*Goal*. Exactly reproduce all the records, keeping pictures out of the copy.

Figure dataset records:
● ● ● ●

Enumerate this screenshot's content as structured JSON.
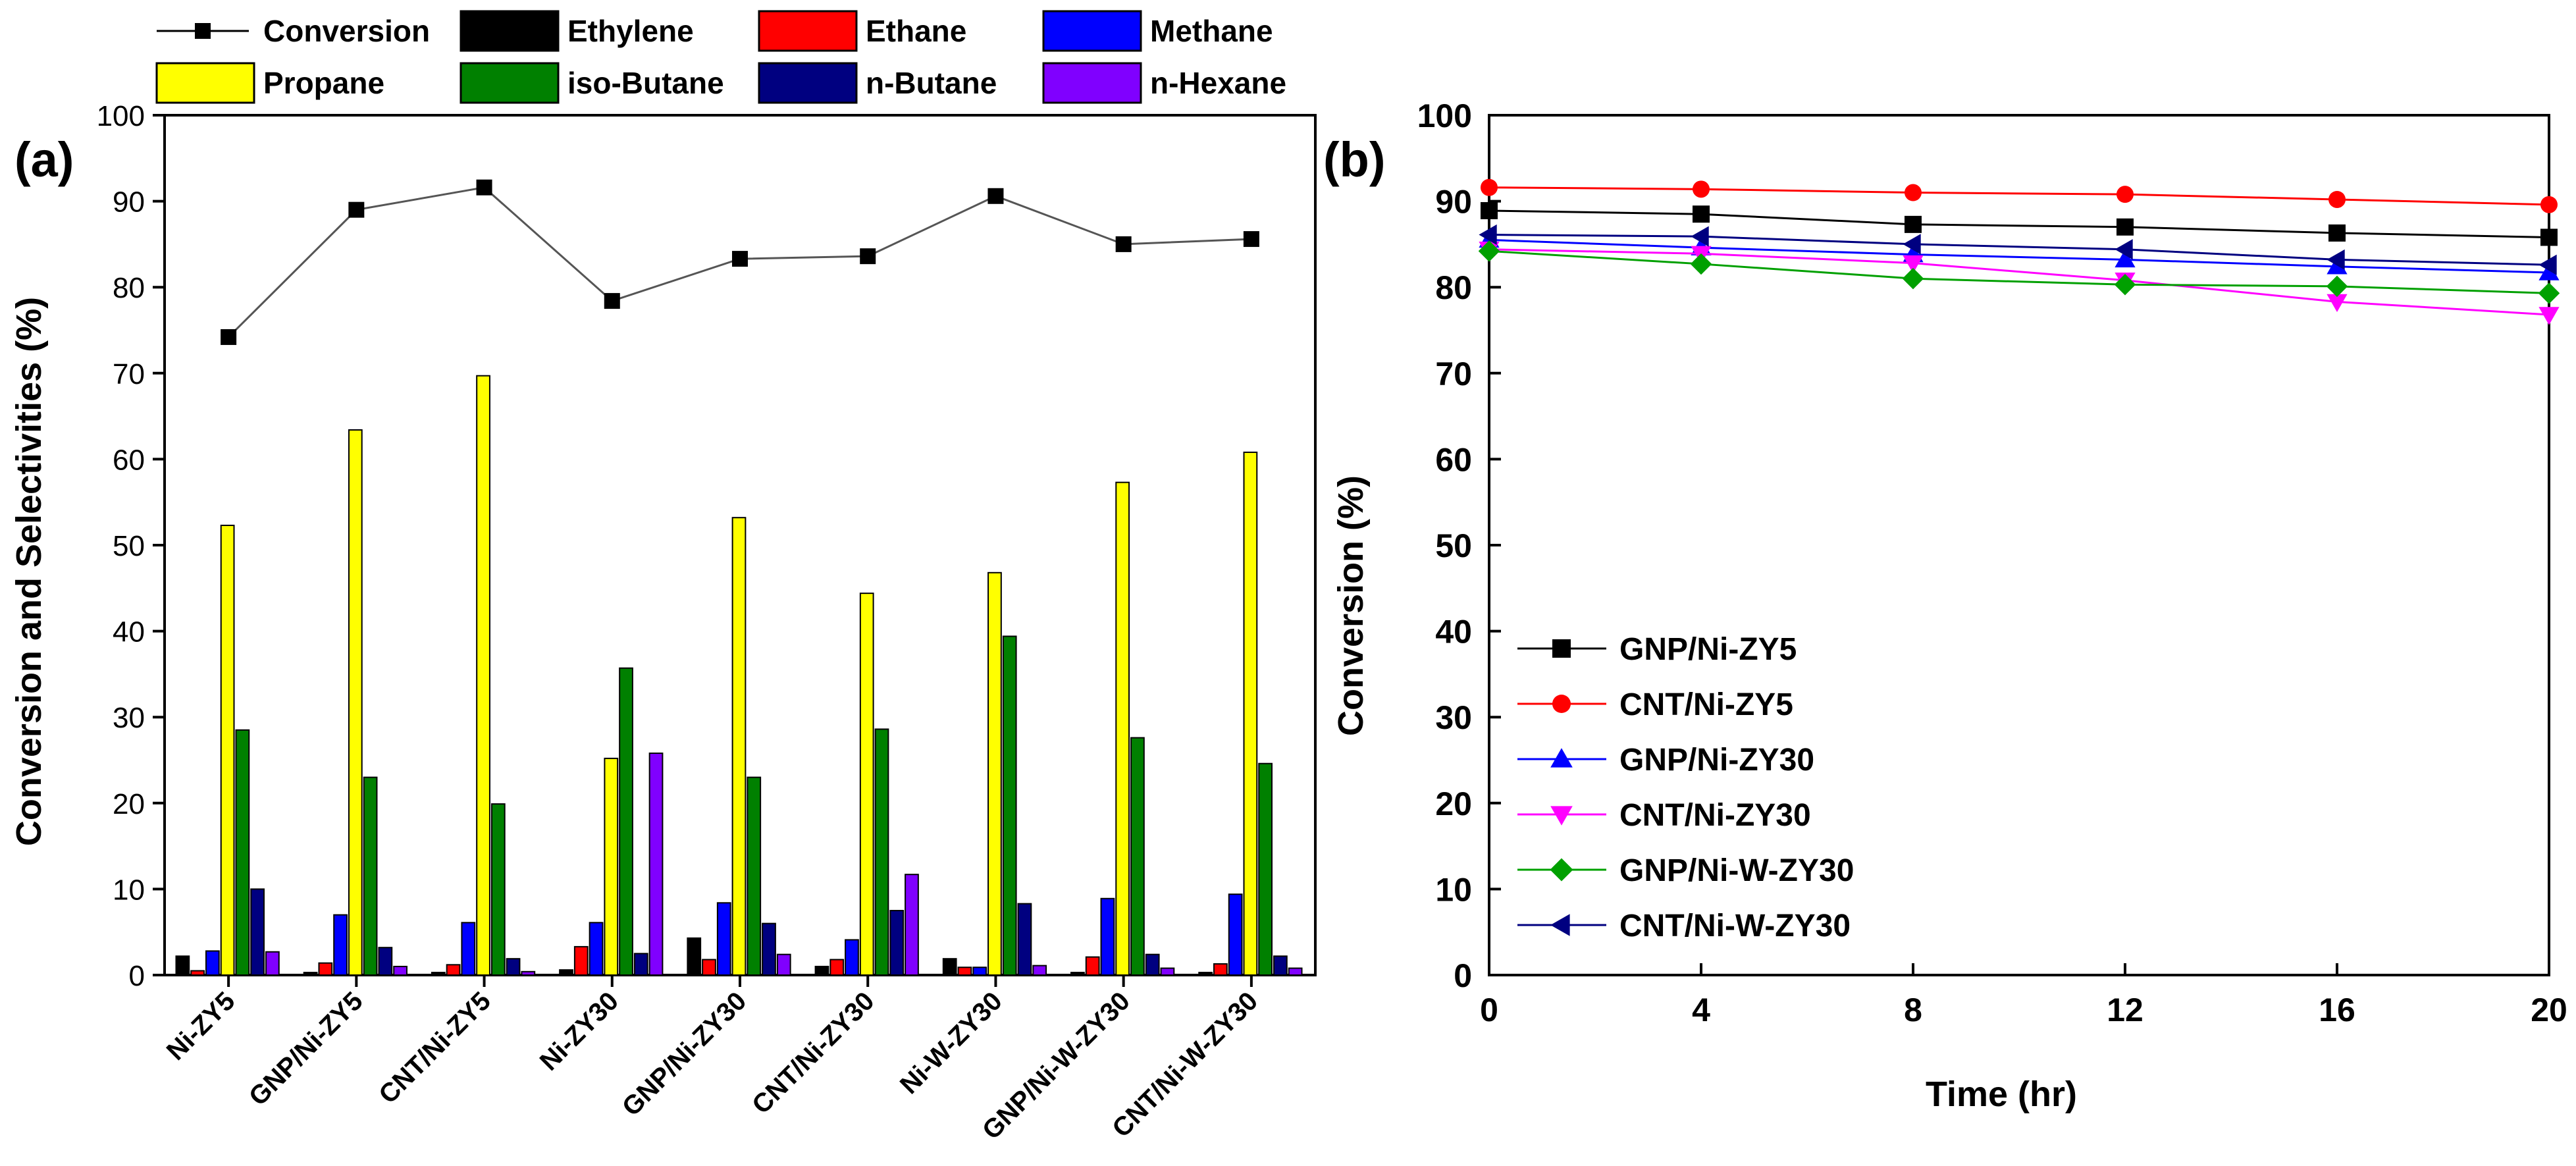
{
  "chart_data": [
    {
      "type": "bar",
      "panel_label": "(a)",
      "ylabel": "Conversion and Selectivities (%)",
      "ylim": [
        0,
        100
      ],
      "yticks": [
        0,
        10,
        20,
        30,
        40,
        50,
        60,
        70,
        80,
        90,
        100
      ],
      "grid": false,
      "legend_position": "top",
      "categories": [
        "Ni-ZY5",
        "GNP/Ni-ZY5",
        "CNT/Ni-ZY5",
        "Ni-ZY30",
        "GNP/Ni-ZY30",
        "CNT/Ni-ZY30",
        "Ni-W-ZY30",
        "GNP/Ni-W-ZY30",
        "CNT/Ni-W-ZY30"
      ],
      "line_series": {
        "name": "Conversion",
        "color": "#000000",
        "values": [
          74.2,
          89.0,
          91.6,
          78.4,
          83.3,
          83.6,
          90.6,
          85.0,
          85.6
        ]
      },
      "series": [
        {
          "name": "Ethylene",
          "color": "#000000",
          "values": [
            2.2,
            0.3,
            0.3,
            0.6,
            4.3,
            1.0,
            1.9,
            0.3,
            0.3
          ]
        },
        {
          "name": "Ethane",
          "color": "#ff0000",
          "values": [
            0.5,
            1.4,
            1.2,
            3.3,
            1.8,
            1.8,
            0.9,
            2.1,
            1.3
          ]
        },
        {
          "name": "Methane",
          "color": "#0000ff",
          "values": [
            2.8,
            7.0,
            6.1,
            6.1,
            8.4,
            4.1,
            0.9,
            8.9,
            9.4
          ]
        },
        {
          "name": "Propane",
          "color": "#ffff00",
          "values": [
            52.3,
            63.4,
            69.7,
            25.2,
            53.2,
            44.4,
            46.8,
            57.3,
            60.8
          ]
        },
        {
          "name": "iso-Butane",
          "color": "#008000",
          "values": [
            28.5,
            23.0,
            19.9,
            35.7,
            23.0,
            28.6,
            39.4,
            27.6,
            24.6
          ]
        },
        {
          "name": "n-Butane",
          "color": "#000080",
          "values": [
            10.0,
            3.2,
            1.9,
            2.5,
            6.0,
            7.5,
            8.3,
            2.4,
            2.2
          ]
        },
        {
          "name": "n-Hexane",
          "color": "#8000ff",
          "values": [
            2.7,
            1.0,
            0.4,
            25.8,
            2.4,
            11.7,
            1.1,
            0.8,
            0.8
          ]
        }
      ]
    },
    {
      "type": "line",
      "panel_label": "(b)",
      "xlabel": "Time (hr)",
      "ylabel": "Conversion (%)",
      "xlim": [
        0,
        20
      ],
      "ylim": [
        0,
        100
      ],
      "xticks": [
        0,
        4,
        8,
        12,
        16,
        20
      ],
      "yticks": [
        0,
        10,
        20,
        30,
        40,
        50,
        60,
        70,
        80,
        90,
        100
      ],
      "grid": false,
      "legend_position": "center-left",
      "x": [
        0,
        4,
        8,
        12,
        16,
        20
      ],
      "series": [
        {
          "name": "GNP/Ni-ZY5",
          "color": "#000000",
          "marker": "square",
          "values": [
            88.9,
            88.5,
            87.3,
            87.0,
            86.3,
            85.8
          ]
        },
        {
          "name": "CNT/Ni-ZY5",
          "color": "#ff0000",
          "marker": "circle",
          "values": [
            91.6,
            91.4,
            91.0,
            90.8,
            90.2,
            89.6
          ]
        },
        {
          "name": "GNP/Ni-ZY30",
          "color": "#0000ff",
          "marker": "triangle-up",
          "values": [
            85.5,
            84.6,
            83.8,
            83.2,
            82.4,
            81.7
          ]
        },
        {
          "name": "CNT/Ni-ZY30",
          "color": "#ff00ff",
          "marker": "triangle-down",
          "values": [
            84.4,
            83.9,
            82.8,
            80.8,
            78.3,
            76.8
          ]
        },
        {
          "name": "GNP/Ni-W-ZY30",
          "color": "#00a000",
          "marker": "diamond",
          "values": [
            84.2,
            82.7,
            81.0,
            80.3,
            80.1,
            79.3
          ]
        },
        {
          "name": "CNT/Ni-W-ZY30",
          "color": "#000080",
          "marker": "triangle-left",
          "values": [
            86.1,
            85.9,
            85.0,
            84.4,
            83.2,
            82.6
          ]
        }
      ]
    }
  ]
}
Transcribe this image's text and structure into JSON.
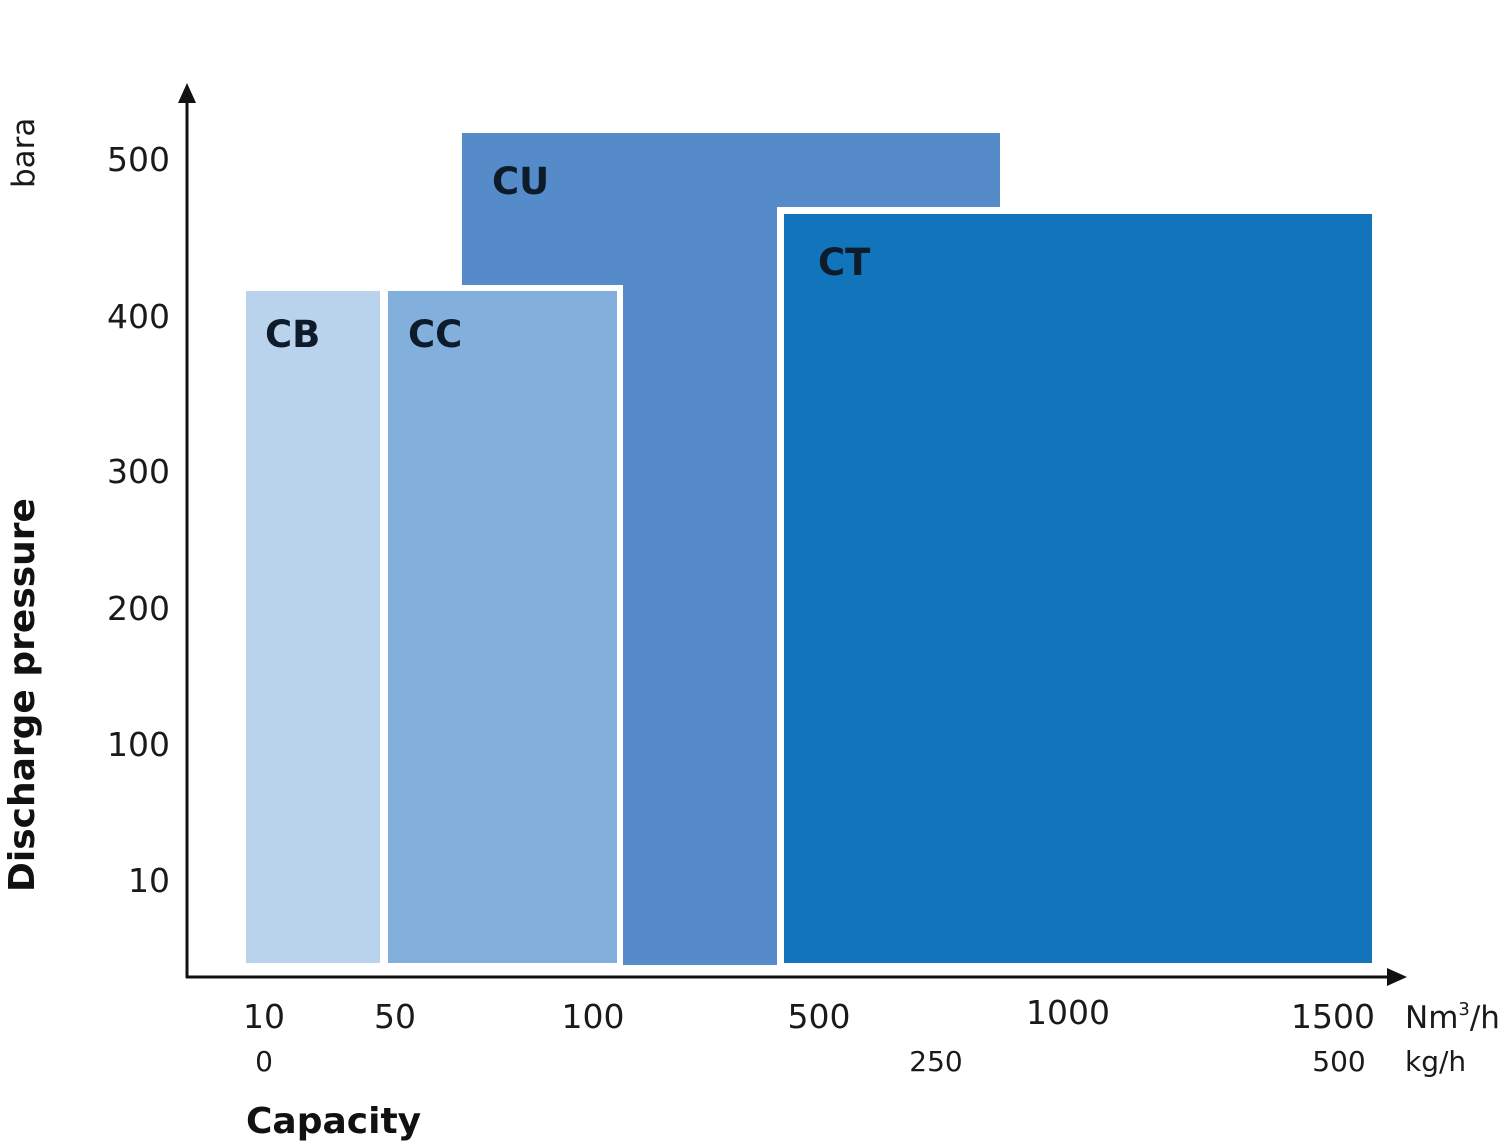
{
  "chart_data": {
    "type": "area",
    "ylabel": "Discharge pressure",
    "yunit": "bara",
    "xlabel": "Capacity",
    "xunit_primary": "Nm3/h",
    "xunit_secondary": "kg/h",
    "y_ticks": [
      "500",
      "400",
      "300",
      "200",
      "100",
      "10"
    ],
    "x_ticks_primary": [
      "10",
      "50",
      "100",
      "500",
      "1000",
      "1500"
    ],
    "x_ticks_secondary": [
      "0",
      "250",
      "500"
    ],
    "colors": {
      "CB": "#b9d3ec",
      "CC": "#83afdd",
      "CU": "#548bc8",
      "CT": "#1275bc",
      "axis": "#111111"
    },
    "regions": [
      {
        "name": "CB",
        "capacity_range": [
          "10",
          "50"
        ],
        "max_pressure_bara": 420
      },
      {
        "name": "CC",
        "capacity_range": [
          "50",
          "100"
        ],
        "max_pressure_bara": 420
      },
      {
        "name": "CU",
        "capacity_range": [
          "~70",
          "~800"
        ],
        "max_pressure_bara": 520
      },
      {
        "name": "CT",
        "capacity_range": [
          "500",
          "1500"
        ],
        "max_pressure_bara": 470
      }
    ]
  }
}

● ● ● ●

*Completed exercise*.
Enumerate this screenshot's content as structured JSON.
{
  "chart_data": [
    {
      "type": "bar",
      "panel_label": "(a)",
      "ylabel": "Conversion and Selectivities (%)",
      "ylim": [
        0,
        100
      ],
      "yticks": [
        0,
        10,
        20,
        30,
        40,
        50,
        60,
        70,
        80,
        90,
        100
      ],
      "grid": false,
      "legend_position": "top",
      "categories": [
        "Ni-ZY5",
        "GNP/Ni-ZY5",
        "CNT/Ni-ZY5",
        "Ni-ZY30",
        "GNP/Ni-ZY30",
        "CNT/Ni-ZY30",
        "Ni-W-ZY30",
        "GNP/Ni-W-ZY30",
        "CNT/Ni-W-ZY30"
      ],
      "line_series": {
        "name": "Conversion",
        "color": "#000000",
        "values": [
          74.2,
          89.0,
          91.6,
          78.4,
          83.3,
          83.6,
          90.6,
          85.0,
          85.6
        ]
      },
      "series": [
        {
          "name": "Ethylene",
          "color": "#000000",
          "values": [
            2.2,
            0.3,
            0.3,
            0.6,
            4.3,
            1.0,
            1.9,
            0.3,
            0.3
          ]
        },
        {
          "name": "Ethane",
          "color": "#ff0000",
          "values": [
            0.5,
            1.4,
            1.2,
            3.3,
            1.8,
            1.8,
            0.9,
            2.1,
            1.3
          ]
        },
        {
          "name": "Methane",
          "color": "#0000ff",
          "values": [
            2.8,
            7.0,
            6.1,
            6.1,
            8.4,
            4.1,
            0.9,
            8.9,
            9.4
          ]
        },
        {
          "name": "Propane",
          "color": "#ffff00",
          "values": [
            52.3,
            63.4,
            69.7,
            25.2,
            53.2,
            44.4,
            46.8,
            57.3,
            60.8
          ]
        },
        {
          "name": "iso-Butane",
          "color": "#008000",
          "values": [
            28.5,
            23.0,
            19.9,
            35.7,
            23.0,
            28.6,
            39.4,
            27.6,
            24.6
          ]
        },
        {
          "name": "n-Butane",
          "color": "#000080",
          "values": [
            10.0,
            3.2,
            1.9,
            2.5,
            6.0,
            7.5,
            8.3,
            2.4,
            2.2
          ]
        },
        {
          "name": "n-Hexane",
          "color": "#8000ff",
          "values": [
            2.7,
            1.0,
            0.4,
            25.8,
            2.4,
            11.7,
            1.1,
            0.8,
            0.8
          ]
        }
      ]
    },
    {
      "type": "line",
      "panel_label": "(b)",
      "xlabel": "Time (hr)",
      "ylabel": "Conversion (%)",
      "xlim": [
        0,
        20
      ],
      "ylim": [
        0,
        100
      ],
      "xticks": [
        0,
        4,
        8,
        12,
        16,
        20
      ],
      "yticks": [
        0,
        10,
        20,
        30,
        40,
        50,
        60,
        70,
        80,
        90,
        100
      ],
      "grid": false,
      "legend_position": "center-left",
      "x": [
        0,
        4,
        8,
        12,
        16,
        20
      ],
      "series": [
        {
          "name": "GNP/Ni-ZY5",
          "color": "#000000",
          "marker": "square",
          "values": [
            88.9,
            88.5,
            87.3,
            87.0,
            86.3,
            85.8
          ]
        },
        {
          "name": "CNT/Ni-ZY5",
          "color": "#ff0000",
          "marker": "circle",
          "values": [
            91.6,
            91.4,
            91.0,
            90.8,
            90.2,
            89.6
          ]
        },
        {
          "name": "GNP/Ni-ZY30",
          "color": "#0000ff",
          "marker": "triangle-up",
          "values": [
            85.5,
            84.6,
            83.8,
            83.2,
            82.4,
            81.7
          ]
        },
        {
          "name": "CNT/Ni-ZY30",
          "color": "#ff00ff",
          "marker": "triangle-down",
          "values": [
            84.4,
            83.9,
            82.8,
            80.8,
            78.3,
            76.8
          ]
        },
        {
          "name": "GNP/Ni-W-ZY30",
          "color": "#00a000",
          "marker": "diamond",
          "values": [
            84.2,
            82.7,
            81.0,
            80.3,
            80.1,
            79.3
          ]
        },
        {
          "name": "CNT/Ni-W-ZY30",
          "color": "#000080",
          "marker": "triangle-left",
          "values": [
            86.1,
            85.9,
            85.0,
            84.4,
            83.2,
            82.6
          ]
        }
      ]
    }
  ]
}
Transcribe this image's text and structure into JSON.
{
  "chart_data": {
    "type": "area",
    "ylabel": "Discharge pressure",
    "yunit": "bara",
    "xlabel": "Capacity",
    "xunit_primary": "Nm3/h",
    "xunit_secondary": "kg/h",
    "y_ticks": [
      "500",
      "400",
      "300",
      "200",
      "100",
      "10"
    ],
    "x_ticks_primary": [
      "10",
      "50",
      "100",
      "500",
      "1000",
      "1500"
    ],
    "x_ticks_secondary": [
      "0",
      "250",
      "500"
    ],
    "colors": {
      "CB": "#b9d3ec",
      "CC": "#83afdd",
      "CU": "#548bc8",
      "CT": "#1275bc",
      "axis": "#111111"
    },
    "regions": [
      {
        "name": "CB",
        "capacity_range": [
          "10",
          "50"
        ],
        "max_pressure_bara": 420
      },
      {
        "name": "CC",
        "capacity_range": [
          "50",
          "100"
        ],
        "max_pressure_bara": 420
      },
      {
        "name": "CU",
        "capacity_range": [
          "~70",
          "~800"
        ],
        "max_pressure_bara": 520
      },
      {
        "name": "CT",
        "capacity_range": [
          "500",
          "1500"
        ],
        "max_pressure_bara": 470
      }
    ]
  }
}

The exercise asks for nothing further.